[start]

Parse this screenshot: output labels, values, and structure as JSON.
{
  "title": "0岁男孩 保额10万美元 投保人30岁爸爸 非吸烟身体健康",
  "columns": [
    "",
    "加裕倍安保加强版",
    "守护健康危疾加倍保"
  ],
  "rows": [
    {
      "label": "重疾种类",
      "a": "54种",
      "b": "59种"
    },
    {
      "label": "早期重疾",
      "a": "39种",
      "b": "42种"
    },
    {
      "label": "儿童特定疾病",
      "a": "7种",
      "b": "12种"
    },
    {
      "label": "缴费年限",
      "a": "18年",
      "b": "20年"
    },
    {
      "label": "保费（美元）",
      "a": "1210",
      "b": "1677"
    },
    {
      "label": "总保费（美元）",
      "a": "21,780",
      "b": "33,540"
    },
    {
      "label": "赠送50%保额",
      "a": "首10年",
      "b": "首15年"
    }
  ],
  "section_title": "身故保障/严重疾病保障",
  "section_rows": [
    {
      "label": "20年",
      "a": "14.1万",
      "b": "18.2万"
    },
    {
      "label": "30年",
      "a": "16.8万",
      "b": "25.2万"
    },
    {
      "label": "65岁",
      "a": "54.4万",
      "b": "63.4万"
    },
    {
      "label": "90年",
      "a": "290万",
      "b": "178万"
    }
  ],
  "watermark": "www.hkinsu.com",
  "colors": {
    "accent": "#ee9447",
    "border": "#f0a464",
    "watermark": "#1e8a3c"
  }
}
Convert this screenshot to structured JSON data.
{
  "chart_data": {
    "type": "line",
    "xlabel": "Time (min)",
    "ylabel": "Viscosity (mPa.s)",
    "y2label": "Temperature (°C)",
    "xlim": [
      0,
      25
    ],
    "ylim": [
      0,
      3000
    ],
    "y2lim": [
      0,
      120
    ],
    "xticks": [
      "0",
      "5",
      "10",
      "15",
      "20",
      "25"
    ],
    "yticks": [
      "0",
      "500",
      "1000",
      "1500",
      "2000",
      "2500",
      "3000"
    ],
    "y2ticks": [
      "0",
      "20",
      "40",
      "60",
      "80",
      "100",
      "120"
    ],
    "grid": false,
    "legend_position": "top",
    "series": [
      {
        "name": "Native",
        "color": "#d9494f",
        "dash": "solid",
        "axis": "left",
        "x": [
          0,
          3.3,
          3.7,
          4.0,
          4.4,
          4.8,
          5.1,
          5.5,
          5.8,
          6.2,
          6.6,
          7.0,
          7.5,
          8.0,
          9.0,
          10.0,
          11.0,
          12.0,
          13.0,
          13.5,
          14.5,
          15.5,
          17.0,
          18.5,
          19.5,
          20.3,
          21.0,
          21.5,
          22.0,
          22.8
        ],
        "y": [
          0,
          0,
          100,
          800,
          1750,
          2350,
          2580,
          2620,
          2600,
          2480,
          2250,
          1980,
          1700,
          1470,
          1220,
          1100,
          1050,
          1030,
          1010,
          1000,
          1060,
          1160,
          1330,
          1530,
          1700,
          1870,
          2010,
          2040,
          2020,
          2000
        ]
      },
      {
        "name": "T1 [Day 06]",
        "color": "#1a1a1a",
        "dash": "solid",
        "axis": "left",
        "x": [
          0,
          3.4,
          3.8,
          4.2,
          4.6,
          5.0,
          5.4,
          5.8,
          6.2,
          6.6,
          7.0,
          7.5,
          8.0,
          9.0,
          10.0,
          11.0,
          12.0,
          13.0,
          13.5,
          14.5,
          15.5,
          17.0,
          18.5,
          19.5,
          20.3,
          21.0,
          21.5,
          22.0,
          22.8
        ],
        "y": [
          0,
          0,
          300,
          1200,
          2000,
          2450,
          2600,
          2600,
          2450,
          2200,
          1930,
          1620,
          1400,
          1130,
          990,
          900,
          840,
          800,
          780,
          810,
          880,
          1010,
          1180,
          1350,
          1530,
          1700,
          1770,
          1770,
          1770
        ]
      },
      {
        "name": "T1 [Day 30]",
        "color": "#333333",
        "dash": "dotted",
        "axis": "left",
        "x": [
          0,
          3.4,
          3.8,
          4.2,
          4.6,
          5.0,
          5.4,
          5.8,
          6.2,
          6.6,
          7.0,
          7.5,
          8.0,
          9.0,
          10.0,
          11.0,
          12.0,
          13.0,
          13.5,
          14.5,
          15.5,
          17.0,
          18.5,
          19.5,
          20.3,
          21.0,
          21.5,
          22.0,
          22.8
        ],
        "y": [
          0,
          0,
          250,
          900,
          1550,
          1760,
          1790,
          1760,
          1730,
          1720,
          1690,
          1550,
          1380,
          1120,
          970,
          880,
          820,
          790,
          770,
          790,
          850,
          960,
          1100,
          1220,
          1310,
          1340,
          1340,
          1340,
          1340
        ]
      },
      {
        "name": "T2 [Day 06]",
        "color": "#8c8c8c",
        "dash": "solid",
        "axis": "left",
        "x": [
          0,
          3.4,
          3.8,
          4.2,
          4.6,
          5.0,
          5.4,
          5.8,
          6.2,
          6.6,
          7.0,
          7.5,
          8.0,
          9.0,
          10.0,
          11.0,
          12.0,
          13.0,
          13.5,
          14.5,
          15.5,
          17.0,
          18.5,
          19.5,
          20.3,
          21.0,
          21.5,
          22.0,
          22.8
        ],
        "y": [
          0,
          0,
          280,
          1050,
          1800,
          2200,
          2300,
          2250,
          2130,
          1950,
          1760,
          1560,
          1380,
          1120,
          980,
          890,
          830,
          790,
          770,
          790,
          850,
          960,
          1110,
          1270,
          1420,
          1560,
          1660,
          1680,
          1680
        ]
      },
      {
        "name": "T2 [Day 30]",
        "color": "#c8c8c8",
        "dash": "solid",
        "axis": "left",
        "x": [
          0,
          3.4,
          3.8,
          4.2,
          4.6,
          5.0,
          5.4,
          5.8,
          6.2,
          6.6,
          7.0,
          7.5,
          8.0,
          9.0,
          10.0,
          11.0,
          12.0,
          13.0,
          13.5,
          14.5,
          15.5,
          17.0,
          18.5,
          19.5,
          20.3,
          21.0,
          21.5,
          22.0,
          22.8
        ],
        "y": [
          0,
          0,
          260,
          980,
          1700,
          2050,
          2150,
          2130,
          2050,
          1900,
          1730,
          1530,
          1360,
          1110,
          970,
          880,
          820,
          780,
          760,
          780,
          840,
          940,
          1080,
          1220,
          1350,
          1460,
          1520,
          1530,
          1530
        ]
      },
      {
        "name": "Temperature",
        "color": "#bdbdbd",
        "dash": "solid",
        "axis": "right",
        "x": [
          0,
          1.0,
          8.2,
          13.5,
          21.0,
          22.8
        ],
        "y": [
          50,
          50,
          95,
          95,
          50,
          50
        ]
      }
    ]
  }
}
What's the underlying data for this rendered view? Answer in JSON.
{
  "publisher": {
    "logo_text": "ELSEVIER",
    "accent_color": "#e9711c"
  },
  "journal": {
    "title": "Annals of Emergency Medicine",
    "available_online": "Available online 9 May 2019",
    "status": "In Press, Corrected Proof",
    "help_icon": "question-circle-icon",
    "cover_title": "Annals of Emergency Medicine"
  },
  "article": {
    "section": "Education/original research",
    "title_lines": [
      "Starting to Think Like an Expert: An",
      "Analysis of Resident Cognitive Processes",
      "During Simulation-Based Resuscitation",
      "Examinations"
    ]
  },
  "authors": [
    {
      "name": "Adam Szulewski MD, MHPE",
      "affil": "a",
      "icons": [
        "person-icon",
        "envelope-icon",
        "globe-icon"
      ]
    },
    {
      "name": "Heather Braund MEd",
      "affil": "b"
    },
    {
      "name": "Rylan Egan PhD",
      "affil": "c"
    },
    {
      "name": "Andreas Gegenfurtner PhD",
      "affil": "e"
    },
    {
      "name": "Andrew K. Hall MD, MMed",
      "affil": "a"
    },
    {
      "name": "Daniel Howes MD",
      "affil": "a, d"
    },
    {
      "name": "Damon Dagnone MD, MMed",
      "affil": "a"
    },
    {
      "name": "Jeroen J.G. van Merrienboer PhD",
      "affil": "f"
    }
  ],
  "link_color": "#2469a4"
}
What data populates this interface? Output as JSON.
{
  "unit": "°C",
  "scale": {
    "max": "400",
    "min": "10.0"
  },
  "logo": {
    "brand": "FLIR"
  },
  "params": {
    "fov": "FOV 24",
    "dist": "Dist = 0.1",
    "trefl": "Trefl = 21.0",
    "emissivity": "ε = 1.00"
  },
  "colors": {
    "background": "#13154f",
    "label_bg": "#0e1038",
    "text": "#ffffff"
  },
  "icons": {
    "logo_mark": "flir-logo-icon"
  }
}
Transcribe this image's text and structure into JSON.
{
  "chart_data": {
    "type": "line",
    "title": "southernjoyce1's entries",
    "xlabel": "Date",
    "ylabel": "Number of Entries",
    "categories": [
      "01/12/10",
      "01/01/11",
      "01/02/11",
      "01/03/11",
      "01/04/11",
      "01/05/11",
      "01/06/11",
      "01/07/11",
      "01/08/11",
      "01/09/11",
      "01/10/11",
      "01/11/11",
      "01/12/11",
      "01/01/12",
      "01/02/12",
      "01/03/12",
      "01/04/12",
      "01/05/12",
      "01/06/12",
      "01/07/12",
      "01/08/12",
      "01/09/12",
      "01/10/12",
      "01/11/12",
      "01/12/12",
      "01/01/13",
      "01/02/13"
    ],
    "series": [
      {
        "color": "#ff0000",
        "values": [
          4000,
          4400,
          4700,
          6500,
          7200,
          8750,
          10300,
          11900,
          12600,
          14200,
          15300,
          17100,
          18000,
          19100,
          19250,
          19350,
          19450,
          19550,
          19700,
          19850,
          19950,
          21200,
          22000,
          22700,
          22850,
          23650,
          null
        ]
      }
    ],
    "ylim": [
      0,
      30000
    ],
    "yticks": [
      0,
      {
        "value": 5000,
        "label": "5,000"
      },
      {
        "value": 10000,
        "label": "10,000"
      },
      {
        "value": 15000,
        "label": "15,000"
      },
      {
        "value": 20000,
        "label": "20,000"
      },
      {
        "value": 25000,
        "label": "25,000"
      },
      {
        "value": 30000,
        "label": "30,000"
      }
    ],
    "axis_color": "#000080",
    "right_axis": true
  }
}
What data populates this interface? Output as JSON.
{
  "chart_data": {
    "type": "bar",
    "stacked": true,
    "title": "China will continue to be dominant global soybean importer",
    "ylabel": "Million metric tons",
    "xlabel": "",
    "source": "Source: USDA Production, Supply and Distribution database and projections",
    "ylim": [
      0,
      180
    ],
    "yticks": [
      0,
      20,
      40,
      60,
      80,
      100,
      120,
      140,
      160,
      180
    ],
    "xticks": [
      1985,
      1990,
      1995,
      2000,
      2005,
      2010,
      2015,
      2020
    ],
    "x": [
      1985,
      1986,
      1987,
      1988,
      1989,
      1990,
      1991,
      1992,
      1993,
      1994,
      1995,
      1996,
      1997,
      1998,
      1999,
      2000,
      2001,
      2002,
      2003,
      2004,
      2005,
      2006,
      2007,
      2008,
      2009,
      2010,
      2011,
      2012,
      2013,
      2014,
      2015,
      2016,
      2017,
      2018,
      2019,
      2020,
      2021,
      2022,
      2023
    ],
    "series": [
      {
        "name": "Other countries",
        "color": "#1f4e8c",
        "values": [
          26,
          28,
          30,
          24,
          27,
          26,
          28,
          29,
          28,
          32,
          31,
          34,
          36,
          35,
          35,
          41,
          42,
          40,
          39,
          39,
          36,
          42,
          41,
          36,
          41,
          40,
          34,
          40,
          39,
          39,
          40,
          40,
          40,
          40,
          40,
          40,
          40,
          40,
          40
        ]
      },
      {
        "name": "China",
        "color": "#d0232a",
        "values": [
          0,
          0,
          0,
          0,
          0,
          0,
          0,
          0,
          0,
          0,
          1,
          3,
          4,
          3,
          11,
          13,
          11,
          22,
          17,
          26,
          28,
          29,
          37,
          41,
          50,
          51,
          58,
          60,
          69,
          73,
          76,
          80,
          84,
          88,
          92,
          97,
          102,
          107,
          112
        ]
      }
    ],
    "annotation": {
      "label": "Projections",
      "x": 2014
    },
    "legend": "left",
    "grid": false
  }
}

[end]

Goal: Using the entries above, return each line in which the word "Annals" occurs.

Answer to this problem:
    "title": "Annals of Emergency Medicine",
    "cover_title": "Annals of Emergency Medicine"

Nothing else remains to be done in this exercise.